Reproduce the entries below without changes, beginning with the line that contains "UI element localization: list" and ending with the line that contains "total-label-1: $135 <box>645", including both of those lines.

Records provided:
========================================================================

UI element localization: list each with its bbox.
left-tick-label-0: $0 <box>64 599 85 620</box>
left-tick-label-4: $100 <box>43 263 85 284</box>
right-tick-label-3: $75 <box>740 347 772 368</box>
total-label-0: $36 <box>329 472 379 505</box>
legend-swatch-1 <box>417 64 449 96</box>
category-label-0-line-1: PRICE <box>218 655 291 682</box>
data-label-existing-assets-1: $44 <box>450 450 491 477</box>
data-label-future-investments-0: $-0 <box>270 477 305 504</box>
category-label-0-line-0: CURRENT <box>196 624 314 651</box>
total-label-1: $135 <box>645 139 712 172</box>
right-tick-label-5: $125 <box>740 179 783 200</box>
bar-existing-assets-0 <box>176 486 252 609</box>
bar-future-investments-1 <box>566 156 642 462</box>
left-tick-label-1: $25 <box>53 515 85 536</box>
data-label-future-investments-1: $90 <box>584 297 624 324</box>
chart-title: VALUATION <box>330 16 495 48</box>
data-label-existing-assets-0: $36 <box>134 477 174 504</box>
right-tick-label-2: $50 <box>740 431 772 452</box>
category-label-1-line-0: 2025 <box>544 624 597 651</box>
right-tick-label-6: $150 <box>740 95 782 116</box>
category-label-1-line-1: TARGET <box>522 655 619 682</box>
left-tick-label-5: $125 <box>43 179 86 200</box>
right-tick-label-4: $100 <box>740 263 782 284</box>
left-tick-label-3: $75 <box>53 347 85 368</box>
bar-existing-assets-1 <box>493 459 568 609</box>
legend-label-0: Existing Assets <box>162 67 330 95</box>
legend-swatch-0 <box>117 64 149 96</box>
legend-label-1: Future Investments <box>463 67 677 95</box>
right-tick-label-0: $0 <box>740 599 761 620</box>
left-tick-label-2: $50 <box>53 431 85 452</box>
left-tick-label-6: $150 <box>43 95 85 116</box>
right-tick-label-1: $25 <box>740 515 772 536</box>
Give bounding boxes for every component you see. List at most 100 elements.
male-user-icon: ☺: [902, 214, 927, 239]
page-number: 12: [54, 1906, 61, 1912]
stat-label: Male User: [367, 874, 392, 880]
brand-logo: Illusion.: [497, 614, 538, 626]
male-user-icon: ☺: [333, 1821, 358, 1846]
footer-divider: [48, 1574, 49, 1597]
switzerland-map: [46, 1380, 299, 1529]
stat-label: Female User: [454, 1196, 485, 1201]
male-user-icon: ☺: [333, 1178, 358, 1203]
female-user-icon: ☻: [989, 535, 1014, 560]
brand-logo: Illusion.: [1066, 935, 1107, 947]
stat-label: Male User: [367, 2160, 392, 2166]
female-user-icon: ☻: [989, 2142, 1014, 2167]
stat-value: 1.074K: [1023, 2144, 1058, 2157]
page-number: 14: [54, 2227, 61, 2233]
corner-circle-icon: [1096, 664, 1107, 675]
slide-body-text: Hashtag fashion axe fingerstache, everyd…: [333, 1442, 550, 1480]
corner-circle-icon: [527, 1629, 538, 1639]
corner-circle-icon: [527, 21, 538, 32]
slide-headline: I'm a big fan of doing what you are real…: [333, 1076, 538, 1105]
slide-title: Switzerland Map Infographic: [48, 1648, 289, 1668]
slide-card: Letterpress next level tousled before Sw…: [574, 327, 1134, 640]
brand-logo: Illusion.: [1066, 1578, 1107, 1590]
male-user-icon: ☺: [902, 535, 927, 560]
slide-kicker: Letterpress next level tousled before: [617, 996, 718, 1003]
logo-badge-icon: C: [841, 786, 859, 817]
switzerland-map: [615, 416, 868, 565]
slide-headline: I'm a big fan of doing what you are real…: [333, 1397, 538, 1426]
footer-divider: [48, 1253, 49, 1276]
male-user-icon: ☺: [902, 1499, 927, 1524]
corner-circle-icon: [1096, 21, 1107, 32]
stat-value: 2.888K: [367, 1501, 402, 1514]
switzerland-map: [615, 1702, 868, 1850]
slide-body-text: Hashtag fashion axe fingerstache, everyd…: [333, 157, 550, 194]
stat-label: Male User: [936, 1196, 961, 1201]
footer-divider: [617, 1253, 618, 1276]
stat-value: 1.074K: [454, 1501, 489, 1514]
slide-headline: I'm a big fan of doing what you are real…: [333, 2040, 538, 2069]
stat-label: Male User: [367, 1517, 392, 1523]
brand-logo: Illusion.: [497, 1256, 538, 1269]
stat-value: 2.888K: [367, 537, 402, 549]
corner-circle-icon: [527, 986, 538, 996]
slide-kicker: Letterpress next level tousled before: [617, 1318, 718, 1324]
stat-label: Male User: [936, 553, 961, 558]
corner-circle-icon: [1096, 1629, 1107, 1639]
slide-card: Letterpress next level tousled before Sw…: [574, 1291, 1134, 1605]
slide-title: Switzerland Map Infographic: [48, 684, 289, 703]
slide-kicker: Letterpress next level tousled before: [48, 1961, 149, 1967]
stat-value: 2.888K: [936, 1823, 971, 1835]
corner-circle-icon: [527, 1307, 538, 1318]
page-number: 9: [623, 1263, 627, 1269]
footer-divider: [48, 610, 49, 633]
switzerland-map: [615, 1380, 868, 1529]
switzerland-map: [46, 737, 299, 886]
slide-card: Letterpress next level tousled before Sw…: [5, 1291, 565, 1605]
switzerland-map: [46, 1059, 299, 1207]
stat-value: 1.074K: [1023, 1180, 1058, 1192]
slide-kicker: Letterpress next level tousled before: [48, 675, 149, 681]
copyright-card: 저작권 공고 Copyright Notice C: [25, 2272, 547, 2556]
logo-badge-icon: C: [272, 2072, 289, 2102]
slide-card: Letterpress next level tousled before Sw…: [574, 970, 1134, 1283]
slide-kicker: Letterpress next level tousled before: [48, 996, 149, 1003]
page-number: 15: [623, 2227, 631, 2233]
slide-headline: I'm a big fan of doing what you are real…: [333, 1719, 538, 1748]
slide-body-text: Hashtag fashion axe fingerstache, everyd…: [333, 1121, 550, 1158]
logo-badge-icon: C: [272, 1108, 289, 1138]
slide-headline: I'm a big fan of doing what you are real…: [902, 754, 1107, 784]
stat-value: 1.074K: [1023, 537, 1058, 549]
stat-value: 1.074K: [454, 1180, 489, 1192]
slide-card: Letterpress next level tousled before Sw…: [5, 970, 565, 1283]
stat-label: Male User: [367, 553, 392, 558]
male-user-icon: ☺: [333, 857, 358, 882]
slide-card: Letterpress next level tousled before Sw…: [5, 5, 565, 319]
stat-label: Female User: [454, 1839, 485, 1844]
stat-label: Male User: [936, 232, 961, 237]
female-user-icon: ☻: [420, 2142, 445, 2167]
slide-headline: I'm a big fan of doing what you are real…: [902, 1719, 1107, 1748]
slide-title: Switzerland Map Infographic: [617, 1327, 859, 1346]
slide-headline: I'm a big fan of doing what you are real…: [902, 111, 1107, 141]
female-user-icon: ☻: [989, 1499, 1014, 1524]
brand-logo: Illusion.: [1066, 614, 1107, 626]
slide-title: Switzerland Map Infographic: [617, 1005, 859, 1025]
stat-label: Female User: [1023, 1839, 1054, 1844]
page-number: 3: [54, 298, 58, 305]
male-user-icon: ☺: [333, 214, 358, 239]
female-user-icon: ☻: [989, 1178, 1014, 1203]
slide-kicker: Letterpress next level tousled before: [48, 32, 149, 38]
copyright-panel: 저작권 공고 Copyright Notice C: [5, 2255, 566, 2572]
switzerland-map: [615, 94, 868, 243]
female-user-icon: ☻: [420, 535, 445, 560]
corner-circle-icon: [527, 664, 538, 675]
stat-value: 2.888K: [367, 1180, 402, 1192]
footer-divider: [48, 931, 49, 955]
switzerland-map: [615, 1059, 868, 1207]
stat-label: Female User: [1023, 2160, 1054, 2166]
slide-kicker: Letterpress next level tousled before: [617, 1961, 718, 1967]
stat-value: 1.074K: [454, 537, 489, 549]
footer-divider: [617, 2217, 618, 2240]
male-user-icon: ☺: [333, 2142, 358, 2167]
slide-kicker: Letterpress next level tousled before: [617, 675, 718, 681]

========================================================================

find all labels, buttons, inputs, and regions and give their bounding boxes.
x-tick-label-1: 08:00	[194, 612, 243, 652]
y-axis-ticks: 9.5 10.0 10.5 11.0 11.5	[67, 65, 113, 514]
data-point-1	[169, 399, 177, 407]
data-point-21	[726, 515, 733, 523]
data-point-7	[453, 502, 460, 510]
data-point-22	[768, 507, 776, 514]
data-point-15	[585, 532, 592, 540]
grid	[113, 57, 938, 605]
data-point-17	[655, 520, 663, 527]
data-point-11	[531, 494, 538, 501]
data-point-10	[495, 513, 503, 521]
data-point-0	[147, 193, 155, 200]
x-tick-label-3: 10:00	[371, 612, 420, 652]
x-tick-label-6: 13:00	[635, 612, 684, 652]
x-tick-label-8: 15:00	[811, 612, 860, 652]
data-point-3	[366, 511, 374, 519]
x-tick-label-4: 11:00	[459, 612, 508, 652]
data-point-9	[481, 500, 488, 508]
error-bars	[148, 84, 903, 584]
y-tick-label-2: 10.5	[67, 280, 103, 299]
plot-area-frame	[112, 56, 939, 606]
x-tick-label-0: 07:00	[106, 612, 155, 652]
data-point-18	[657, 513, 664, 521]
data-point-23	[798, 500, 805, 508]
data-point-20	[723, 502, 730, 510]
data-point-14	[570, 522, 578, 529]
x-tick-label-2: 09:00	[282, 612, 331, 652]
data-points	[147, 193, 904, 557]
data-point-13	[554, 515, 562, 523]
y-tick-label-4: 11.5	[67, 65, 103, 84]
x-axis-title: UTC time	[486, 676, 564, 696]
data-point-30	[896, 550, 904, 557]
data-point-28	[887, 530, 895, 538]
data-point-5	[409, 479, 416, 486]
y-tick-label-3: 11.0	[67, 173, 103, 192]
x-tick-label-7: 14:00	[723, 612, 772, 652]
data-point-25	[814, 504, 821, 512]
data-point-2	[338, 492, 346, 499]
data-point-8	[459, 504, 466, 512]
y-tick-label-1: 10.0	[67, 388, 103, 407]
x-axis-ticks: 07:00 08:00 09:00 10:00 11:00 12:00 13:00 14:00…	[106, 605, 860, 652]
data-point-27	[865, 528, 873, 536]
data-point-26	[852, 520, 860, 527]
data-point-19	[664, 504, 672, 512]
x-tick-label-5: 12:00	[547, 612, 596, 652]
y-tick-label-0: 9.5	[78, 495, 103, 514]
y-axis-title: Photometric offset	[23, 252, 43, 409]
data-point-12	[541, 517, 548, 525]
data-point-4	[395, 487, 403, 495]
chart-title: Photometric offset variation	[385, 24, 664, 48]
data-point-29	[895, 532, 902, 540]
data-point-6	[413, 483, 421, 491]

========================================================================

Exercise result:
UI element localization: list each with its bbox.
left-tick-label-0: $0 <box>64 599 85 620</box>
left-tick-label-4: $100 <box>43 263 85 284</box>
right-tick-label-3: $75 <box>740 347 772 368</box>
total-label-0: $36 <box>329 472 379 505</box>
legend-swatch-1 <box>417 64 449 96</box>
category-label-0-line-1: PRICE <box>218 655 291 682</box>
data-label-existing-assets-1: $44 <box>450 450 491 477</box>
data-label-future-investments-0: $-0 <box>270 477 305 504</box>
category-label-0-line-0: CURRENT <box>196 624 314 651</box>
total-label-1: $135 <box>645 139 712 172</box>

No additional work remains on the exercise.